━━━ Available data
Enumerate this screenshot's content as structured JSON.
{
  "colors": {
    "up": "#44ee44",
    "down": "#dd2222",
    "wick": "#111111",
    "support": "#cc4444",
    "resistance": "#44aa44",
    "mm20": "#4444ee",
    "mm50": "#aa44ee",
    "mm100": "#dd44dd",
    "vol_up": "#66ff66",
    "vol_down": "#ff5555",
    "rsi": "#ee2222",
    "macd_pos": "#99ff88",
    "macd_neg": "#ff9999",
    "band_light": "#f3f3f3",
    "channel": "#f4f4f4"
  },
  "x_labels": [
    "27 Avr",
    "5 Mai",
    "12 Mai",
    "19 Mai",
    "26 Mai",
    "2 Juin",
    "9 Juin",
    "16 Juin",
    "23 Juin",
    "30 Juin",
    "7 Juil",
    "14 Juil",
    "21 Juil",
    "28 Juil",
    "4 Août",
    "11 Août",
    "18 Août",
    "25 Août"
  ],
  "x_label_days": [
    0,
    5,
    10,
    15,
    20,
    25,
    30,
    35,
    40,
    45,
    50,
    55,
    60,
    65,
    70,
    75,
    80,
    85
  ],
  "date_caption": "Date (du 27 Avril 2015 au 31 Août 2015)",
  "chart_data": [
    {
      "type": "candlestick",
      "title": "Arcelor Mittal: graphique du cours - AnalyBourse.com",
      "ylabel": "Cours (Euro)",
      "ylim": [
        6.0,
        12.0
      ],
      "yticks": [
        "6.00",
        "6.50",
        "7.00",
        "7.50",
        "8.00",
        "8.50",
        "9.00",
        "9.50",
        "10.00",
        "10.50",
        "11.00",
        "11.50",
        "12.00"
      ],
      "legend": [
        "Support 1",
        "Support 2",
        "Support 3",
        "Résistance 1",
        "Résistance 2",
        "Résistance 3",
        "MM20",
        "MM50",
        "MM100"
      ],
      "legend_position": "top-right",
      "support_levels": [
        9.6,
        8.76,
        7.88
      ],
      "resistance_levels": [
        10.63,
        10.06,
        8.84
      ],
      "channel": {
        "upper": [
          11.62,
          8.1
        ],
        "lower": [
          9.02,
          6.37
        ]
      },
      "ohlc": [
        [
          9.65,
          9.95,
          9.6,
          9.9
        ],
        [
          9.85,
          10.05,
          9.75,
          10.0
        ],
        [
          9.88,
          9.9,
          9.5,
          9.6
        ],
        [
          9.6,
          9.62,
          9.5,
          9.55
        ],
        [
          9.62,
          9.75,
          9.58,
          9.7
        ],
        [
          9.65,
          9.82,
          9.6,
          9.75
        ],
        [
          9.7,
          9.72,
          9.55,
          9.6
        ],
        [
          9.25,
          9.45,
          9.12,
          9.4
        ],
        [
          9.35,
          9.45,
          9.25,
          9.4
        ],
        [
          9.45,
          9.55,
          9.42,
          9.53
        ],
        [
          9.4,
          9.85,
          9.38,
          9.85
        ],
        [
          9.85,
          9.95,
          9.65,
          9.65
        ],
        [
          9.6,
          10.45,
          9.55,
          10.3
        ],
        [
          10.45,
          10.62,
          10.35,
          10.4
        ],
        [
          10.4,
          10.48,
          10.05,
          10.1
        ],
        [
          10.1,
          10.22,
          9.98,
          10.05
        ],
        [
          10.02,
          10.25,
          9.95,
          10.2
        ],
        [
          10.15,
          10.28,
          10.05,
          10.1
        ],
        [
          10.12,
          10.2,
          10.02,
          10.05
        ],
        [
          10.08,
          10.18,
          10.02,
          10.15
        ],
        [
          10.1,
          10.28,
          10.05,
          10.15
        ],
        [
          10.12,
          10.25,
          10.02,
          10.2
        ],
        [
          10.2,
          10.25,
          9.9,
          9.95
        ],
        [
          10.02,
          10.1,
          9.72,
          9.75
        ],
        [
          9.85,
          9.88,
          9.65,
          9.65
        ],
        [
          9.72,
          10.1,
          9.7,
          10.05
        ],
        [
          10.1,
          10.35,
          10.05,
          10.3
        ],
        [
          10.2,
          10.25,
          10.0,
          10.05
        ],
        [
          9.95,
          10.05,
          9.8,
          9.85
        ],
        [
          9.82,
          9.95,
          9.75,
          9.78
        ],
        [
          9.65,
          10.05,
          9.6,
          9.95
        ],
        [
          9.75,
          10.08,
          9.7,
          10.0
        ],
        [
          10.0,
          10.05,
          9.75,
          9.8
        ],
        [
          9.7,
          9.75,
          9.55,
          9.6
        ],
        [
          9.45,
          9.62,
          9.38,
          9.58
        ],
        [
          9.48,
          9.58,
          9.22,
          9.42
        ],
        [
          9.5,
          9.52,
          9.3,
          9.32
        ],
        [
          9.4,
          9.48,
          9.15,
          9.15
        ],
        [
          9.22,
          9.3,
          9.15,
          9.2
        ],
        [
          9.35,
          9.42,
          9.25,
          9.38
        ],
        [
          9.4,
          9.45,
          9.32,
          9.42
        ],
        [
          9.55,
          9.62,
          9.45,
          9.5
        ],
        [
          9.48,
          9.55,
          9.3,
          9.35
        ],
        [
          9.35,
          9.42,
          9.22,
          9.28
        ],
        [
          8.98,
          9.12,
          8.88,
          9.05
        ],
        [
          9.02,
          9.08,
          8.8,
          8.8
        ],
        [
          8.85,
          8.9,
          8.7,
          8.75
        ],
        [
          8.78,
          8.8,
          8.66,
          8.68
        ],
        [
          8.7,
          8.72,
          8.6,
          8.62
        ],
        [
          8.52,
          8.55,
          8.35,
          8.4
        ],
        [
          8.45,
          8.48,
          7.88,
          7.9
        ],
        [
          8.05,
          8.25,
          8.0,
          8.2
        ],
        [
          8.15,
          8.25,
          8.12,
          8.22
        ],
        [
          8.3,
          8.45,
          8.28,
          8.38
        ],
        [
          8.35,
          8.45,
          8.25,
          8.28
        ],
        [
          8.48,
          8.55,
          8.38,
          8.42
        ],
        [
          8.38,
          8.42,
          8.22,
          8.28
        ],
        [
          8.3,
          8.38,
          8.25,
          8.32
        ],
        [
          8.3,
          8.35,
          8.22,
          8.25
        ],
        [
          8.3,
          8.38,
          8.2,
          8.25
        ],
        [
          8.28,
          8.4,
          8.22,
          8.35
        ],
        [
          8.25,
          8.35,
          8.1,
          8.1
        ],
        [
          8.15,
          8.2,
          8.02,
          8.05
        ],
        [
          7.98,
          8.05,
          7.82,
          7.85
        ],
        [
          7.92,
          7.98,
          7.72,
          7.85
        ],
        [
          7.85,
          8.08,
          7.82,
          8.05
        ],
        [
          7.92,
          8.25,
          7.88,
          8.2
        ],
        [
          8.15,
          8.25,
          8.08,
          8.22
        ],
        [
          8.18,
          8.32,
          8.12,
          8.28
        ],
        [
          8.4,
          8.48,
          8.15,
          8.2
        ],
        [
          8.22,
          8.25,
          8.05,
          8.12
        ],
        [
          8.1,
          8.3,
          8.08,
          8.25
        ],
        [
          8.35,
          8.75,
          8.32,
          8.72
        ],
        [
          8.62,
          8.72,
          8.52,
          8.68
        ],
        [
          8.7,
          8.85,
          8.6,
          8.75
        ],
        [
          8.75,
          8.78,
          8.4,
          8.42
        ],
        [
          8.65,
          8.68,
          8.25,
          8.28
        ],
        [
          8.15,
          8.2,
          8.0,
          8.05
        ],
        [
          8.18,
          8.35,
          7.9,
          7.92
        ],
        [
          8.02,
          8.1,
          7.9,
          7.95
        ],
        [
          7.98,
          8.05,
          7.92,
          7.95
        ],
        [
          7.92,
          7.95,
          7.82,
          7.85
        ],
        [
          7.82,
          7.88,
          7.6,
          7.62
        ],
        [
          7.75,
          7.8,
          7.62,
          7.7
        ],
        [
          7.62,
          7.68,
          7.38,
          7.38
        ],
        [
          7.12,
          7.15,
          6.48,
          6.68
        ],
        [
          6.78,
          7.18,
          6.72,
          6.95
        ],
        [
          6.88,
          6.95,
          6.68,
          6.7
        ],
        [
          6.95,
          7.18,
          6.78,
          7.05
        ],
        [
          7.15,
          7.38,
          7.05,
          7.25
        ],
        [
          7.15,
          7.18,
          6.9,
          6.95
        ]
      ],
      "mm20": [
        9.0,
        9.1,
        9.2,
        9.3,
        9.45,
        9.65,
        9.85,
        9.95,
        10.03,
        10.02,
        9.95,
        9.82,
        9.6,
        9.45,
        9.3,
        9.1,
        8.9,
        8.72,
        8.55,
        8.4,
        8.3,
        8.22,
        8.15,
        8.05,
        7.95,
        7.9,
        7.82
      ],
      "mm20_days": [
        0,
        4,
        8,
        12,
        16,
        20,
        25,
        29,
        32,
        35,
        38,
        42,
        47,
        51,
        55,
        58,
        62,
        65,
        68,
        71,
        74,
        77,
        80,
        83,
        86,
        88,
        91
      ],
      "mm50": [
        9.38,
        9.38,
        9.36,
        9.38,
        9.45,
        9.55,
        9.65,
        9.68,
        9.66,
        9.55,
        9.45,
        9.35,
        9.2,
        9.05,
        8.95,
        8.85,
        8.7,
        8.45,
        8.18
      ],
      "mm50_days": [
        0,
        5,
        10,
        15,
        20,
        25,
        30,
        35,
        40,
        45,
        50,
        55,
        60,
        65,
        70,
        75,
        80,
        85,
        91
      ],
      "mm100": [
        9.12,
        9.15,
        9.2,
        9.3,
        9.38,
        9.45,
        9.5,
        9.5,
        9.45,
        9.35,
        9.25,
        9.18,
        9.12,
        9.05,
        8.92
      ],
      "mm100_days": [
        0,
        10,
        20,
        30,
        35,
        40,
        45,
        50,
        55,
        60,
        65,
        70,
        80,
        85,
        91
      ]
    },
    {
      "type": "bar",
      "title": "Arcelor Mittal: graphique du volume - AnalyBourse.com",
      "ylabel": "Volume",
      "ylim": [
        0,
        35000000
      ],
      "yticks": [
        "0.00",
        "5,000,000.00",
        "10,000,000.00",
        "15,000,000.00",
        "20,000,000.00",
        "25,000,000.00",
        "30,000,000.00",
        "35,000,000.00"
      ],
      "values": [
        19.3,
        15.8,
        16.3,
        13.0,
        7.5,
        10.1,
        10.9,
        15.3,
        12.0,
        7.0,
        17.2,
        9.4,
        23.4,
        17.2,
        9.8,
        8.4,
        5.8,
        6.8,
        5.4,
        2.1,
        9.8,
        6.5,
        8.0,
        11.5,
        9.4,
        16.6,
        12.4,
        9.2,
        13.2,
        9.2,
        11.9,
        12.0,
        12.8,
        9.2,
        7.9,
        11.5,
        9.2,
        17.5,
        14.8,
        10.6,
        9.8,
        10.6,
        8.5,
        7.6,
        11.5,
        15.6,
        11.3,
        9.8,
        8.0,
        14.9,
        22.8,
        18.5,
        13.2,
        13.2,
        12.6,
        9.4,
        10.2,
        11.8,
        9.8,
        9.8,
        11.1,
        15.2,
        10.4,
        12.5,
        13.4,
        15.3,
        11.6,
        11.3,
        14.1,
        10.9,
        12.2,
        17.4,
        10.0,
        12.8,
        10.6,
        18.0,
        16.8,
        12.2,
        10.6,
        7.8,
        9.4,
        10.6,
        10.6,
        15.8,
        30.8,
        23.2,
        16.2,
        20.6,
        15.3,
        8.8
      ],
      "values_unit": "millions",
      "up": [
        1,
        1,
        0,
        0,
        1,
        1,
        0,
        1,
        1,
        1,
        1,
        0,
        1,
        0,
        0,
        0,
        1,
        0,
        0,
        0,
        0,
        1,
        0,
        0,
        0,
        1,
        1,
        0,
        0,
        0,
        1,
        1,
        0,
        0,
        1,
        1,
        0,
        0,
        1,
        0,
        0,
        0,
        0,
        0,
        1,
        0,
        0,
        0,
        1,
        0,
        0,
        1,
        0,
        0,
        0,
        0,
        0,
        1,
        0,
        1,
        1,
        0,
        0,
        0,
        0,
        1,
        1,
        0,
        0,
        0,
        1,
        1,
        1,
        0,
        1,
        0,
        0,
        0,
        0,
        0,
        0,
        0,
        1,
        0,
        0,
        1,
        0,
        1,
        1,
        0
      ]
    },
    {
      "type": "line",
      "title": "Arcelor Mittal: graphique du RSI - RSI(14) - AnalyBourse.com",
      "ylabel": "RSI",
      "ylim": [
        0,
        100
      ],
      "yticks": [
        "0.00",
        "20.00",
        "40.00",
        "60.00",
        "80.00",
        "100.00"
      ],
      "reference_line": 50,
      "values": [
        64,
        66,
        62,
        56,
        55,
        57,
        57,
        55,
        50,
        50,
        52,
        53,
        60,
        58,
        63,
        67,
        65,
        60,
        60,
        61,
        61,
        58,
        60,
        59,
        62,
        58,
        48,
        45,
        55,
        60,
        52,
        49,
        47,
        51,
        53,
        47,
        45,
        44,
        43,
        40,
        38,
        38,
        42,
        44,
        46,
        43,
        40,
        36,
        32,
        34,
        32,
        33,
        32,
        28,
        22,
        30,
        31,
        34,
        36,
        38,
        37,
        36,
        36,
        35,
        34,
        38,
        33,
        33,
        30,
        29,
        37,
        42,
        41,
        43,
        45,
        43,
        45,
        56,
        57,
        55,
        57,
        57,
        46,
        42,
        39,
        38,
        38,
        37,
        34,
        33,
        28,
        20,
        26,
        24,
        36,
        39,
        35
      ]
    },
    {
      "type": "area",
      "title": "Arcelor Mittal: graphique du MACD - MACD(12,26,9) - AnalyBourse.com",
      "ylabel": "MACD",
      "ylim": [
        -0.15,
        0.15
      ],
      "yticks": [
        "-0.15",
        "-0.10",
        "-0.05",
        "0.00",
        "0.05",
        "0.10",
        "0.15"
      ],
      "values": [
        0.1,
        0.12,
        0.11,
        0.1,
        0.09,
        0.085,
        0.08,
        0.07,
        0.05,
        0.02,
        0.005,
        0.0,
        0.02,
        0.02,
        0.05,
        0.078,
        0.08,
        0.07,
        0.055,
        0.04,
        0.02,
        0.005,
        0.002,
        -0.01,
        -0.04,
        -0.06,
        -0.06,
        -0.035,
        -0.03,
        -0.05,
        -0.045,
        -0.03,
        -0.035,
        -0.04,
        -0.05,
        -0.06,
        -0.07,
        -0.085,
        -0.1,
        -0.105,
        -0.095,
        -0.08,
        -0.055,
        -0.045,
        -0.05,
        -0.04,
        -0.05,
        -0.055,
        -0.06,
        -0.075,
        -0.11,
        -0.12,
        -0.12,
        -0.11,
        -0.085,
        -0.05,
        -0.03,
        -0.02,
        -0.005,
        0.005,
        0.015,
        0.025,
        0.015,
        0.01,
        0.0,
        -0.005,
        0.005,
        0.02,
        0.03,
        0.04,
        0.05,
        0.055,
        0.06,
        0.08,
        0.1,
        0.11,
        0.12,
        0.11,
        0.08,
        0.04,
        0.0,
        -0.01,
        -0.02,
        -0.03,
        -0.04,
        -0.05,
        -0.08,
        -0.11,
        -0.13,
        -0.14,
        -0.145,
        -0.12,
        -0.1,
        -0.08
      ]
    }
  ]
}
━━━━━━
* _Objective_
State the number of lines in these entries that include the string "Août". Provide nothing beyond that number.

* _Worked answer_
5